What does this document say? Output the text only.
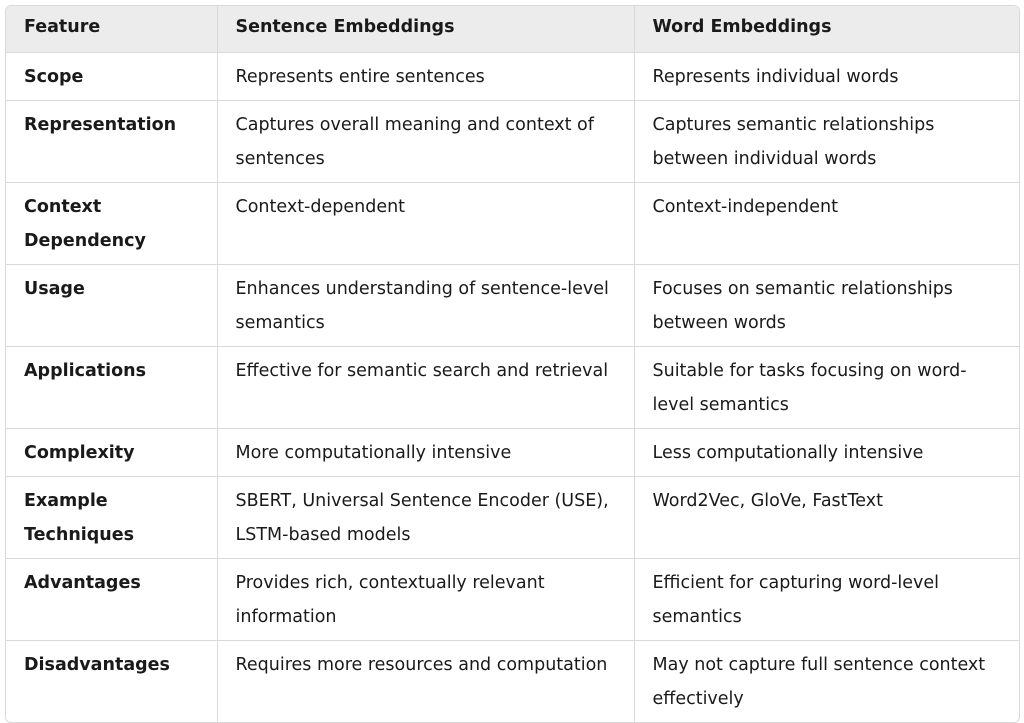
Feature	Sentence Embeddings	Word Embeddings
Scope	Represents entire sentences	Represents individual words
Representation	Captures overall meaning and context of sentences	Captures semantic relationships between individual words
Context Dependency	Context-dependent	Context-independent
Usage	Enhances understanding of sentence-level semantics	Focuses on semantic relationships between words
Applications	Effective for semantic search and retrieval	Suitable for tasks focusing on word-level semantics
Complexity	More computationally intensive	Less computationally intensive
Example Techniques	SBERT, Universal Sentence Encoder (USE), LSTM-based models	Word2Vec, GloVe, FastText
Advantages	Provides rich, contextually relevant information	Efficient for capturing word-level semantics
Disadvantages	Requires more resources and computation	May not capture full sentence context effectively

════════

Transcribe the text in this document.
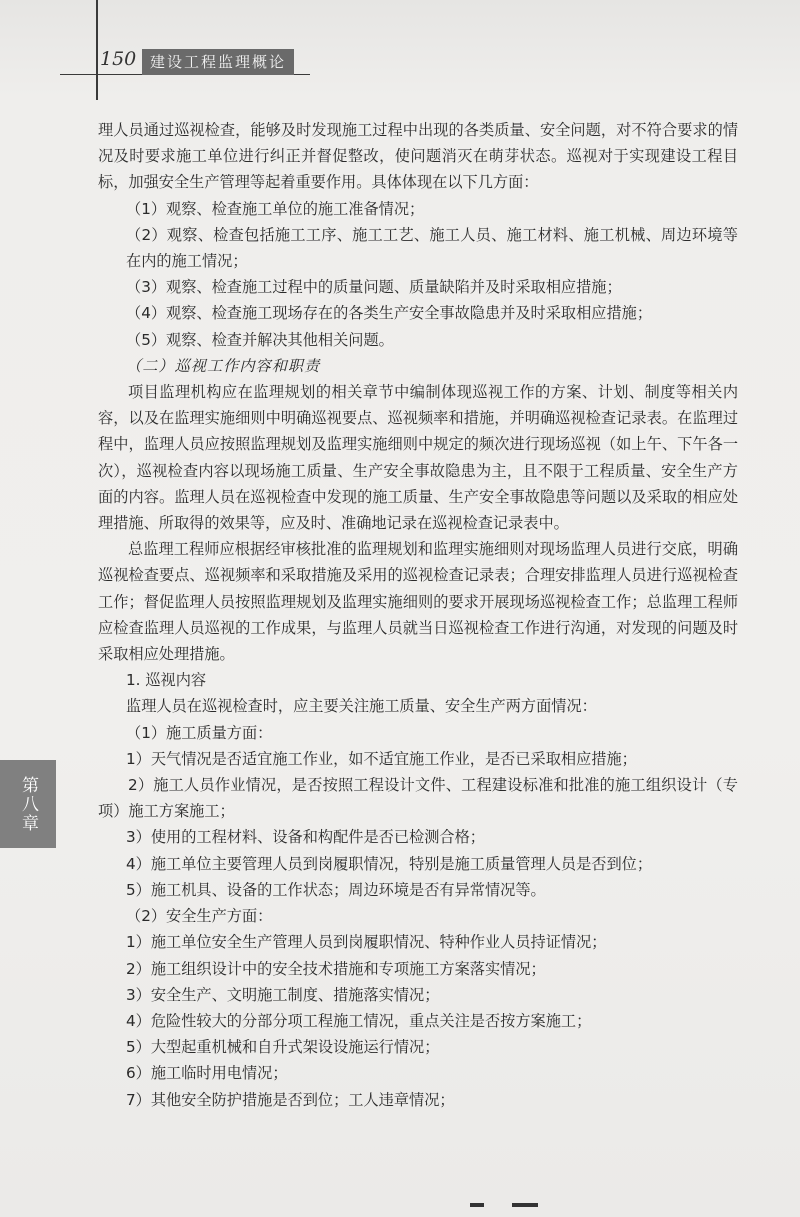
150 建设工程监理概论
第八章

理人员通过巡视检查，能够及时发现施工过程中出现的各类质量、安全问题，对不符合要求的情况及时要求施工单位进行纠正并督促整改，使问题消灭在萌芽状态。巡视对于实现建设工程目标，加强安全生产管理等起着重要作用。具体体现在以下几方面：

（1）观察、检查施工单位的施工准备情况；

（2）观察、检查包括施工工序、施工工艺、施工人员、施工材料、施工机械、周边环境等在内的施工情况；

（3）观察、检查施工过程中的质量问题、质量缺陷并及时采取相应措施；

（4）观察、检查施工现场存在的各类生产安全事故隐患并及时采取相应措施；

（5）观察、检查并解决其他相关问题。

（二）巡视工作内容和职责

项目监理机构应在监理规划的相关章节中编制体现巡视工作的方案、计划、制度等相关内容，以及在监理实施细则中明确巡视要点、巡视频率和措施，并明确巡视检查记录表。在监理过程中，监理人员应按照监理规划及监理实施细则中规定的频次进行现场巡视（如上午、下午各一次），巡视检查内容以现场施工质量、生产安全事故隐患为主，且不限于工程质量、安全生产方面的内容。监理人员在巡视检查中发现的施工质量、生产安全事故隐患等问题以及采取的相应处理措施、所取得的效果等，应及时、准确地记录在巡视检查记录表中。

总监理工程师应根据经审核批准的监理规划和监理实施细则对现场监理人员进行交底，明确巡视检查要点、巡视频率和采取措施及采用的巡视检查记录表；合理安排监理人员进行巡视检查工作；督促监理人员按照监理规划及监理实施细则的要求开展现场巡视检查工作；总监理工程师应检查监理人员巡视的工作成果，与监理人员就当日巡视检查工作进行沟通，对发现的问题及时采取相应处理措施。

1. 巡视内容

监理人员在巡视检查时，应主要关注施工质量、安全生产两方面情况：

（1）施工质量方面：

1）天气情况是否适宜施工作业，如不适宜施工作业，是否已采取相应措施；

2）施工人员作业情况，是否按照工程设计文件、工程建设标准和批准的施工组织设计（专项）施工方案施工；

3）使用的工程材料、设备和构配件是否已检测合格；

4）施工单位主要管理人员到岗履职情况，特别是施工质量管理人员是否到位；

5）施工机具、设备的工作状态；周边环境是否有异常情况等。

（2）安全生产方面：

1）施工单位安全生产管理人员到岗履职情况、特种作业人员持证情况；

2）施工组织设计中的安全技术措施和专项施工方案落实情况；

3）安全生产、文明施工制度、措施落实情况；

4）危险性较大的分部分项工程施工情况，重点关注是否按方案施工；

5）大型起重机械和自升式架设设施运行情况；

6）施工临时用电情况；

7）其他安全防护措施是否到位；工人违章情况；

════════

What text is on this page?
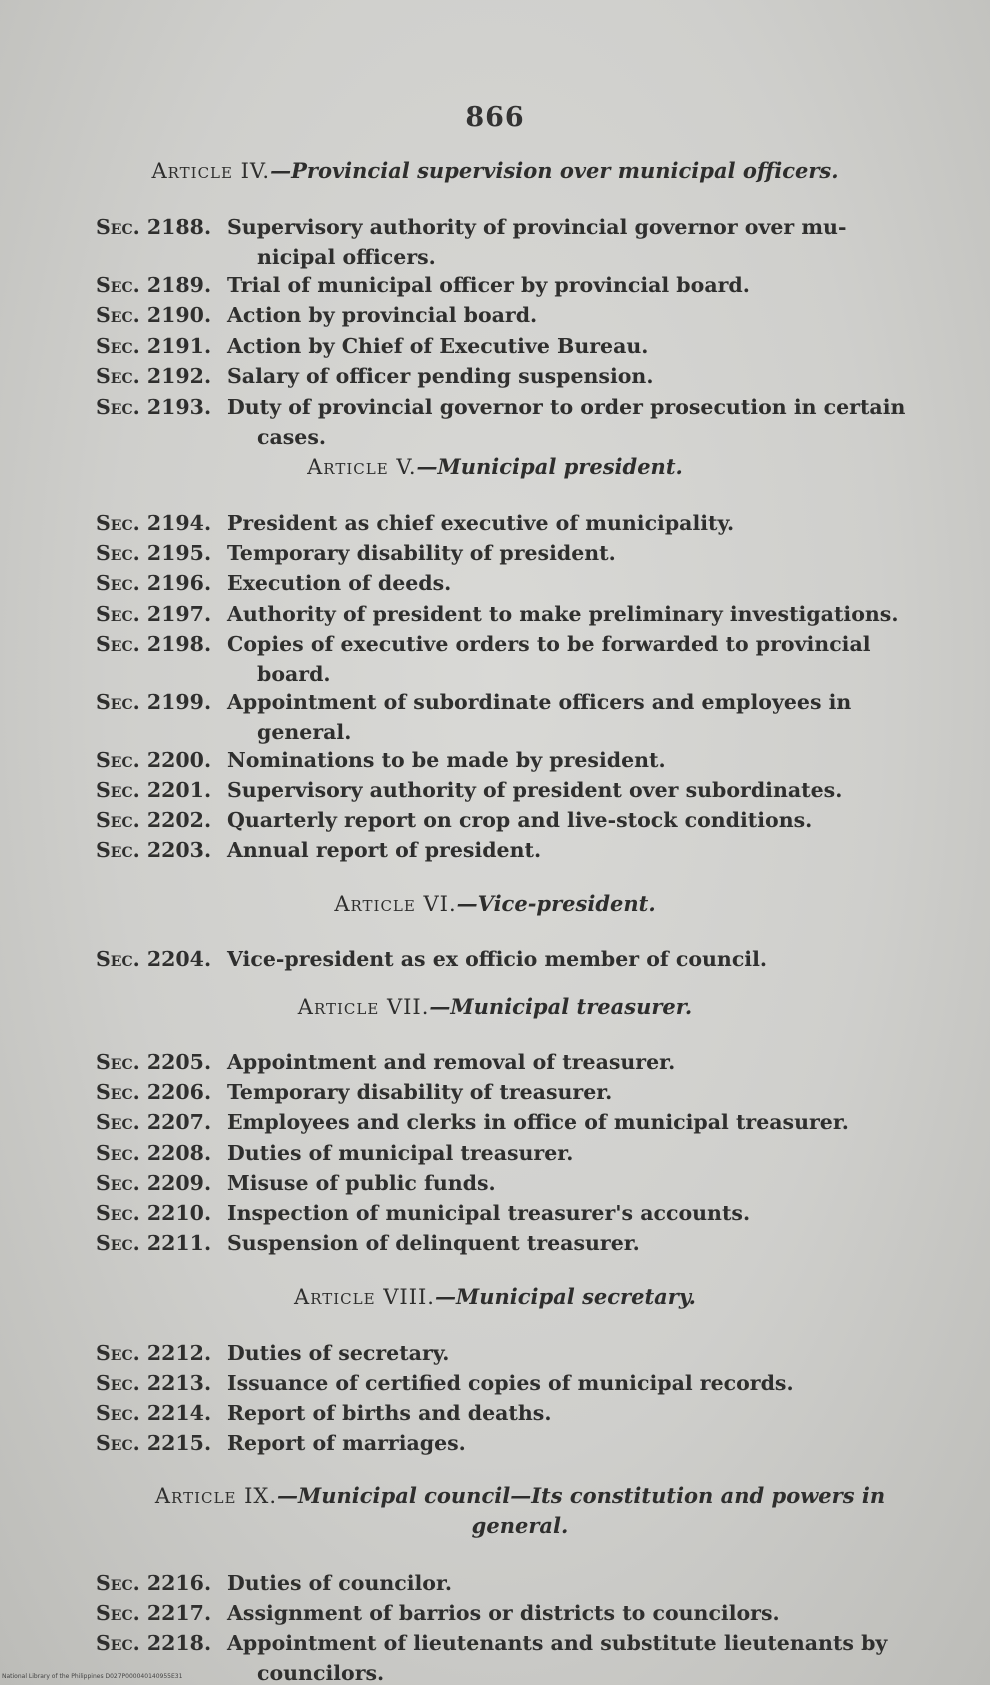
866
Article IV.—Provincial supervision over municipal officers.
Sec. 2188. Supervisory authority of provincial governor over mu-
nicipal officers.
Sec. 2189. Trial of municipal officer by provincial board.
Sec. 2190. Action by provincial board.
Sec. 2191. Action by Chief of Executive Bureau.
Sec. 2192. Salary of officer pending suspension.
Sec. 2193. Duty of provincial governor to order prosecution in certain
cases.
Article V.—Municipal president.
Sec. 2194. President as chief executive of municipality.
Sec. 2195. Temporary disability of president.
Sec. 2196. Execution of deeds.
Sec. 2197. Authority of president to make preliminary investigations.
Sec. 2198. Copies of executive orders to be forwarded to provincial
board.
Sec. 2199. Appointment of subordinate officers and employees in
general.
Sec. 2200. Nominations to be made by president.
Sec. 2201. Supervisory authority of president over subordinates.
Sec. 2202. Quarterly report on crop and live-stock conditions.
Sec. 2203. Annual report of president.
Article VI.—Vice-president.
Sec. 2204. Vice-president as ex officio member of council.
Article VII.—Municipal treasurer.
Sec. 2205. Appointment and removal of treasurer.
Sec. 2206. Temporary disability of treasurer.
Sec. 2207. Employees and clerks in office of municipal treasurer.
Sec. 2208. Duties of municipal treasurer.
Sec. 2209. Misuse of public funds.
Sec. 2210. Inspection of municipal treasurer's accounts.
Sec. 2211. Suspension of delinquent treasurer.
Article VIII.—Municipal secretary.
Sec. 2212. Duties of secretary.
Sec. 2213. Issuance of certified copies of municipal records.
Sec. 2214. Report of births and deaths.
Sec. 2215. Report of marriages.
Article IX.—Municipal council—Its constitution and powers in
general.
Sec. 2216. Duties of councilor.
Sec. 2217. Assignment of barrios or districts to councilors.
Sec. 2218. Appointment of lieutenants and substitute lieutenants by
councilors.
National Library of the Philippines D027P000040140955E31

════════

## TASK INSTRUCTIONS
Using the listing above, gather each line that holds the string "Appointment" and copy it.

## SOLUTION TO THIS EXERCISE
Sec. 2199. Appointment of subordinate officers and employees in
Sec. 2205. Appointment and removal of treasurer.
Sec. 2218. Appointment of lieutenants and substitute lieutenants by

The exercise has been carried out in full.